- **INSTRUCTION**
Only lines with the word "como" are needed; collect each of them from the listing below.

- **INFORMATION PROVIDED**
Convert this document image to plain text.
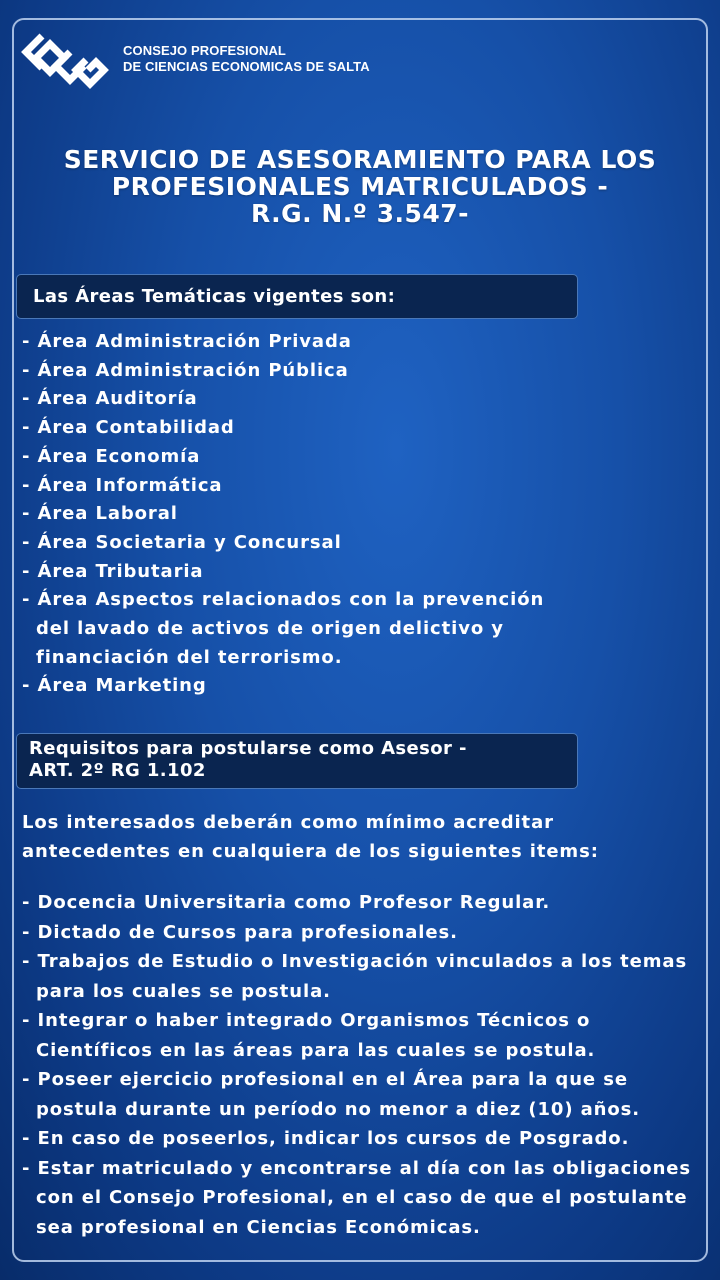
CONSEJO PROFESIONAL
DE CIENCIAS ECONOMICAS DE SALTA
SERVICIO DE ASESORAMIENTO PARA LOS
PROFESIONALES MATRICULADOS -
R.G. N.º 3.547-
Las Áreas Temáticas vigentes son:
- Área Administración Privada
- Área Administración Pública
- Área Auditoría
- Área Contabilidad
- Área Economía
- Área Informática
- Área Laboral
- Área Societaria y Concursal
- Área Tributaria
- Área Aspectos relacionados con la prevención
del lavado de activos de origen delictivo y
financiación del terrorismo.
- Área Marketing
Requisitos para postularse como Asesor -
ART. 2º RG 1.102
Los interesados deberán como mínimo acreditar
antecedentes en cualquiera de los siguientes items:
- Docencia Universitaria como Profesor Regular.
- Dictado de Cursos para profesionales.
- Trabajos de Estudio o Investigación vinculados a los temas
para los cuales se postula.
- Integrar o haber integrado Organismos Técnicos o
Científicos en las áreas para las cuales se postula.
- Poseer ejercicio profesional en el Área para la que se
postula durante un período no menor a diez (10) años.
- En caso de poseerlos, indicar los cursos de Posgrado.
- Estar matriculado y encontrarse al día con las obligaciones
con el Consejo Profesional, en el caso de que el postulante
sea profesional en Ciencias Económicas.
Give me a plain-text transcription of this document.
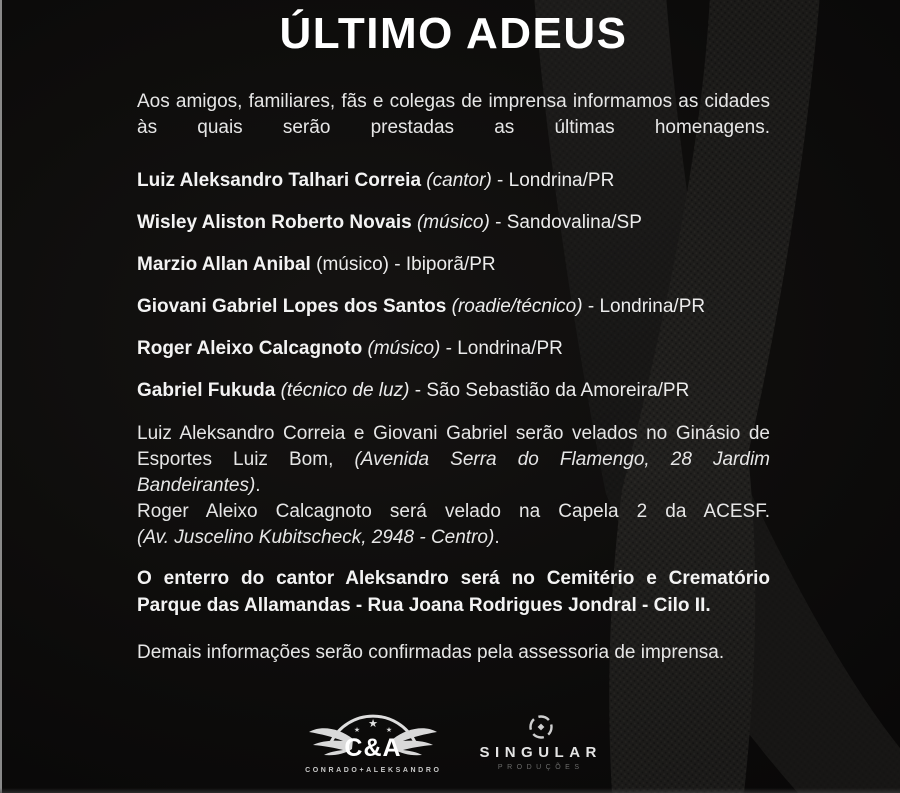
ÚLTIMO ADEUS

Aos amigos, familiares, fãs e colegas de imprensa informamos as cidades às quais serão prestadas as últimas homenagens.

Luiz Aleksandro Talhari Correia (cantor) - Londrina/PR
Wisley Aliston Roberto Novais (músico) - Sandovalina/SP
Marzio Allan Anibal (músico) - Ibiporã/PR
Giovani Gabriel Lopes dos Santos (roadie/técnico) - Londrina/PR
Roger Aleixo Calcagnoto (músico) - Londrina/PR
Gabriel Fukuda (técnico de luz) - São Sebastião da Amoreira/PR
Luiz Aleksandro Correia e Giovani Gabriel serão velados no Ginásio de Esportes Luiz Bom, (Avenida Serra do Flamengo, 28 Jardim Bandeirantes).
Roger Aleixo Calcagnoto será velado na Capela 2 da ACESF.
(Av. Juscelino Kubitscheck, 2948 - Centro).

O enterro do cantor Aleksandro será no Cemitério e Crematório Parque das Allamandas - Rua Joana Rodrigues Jondral - Cilo II.

Demais informações serão confirmadas pela assessoria de imprensa.

★
★	★
C&A
CONRADO+ALEKSANDRO
SINGULAR
PRODUÇÕES
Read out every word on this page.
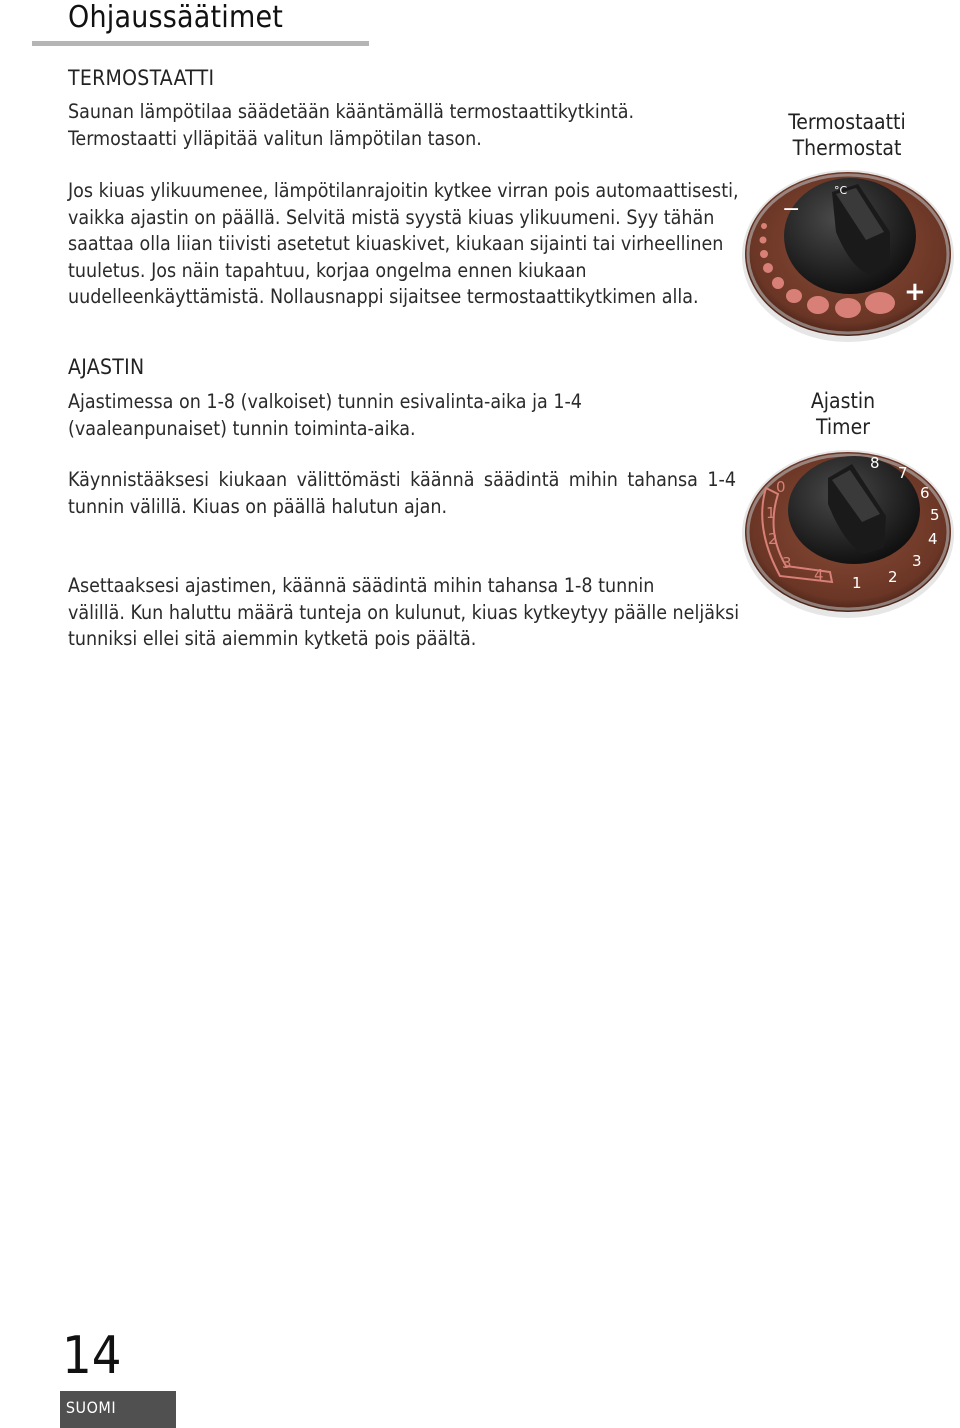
Ohjaussäätimet
TERMOSTAATTI
Saunan lämpötilaa säädetään kääntämällä termostaattikytkintä.
Termostaatti ylläpitää valitun lämpötilan tason.
Jos kiuas ylikuumenee, lämpötilanrajoitin kytkee virran pois automaattisesti,
vaikka ajastin on päällä. Selvitä mistä syystä kiuas ylikuumeni. Syy tähän
saattaa olla liian tiivisti asetetut kiuaskivet, kiukaan sijainti tai virheellinen
tuuletus. Jos näin tapahtuu, korjaa ongelma ennen kiukaan
uudelleenkäyttämistä. Nollausnappi sijaitsee termostaattikytkimen alla.
Termostaatti
Thermostat
−
°C
+
AJASTIN
Ajastimessa on 1-8 (valkoiset) tunnin esivalinta-aika ja 1-4
(vaaleanpunaiset) tunnin toiminta-aika.
Käynnistääksesi kiukaan välittömästi käännä säädintä mihin tahansa 1-4 tunnin välillä. Kiuas on päällä halutun ajan.
Asettaaksesi ajastimen, käännä säädintä mihin tahansa 1-8 tunnin
välillä. Kun haluttu määrä tunteja on kulunut, kiuas kytkeytyy päälle neljäksi
tunniksi ellei sitä aiemmin kytketä pois päältä.
Ajastin
Timer
1 2
3
4
5
6
7
8
0
1
2
3
4
14
SUOMI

- **SOLUTION**
Requisitos para postularse como Asesor -
Los interesados deberán como mínimo acreditar
- Docencia Universitaria como Profesor Regular.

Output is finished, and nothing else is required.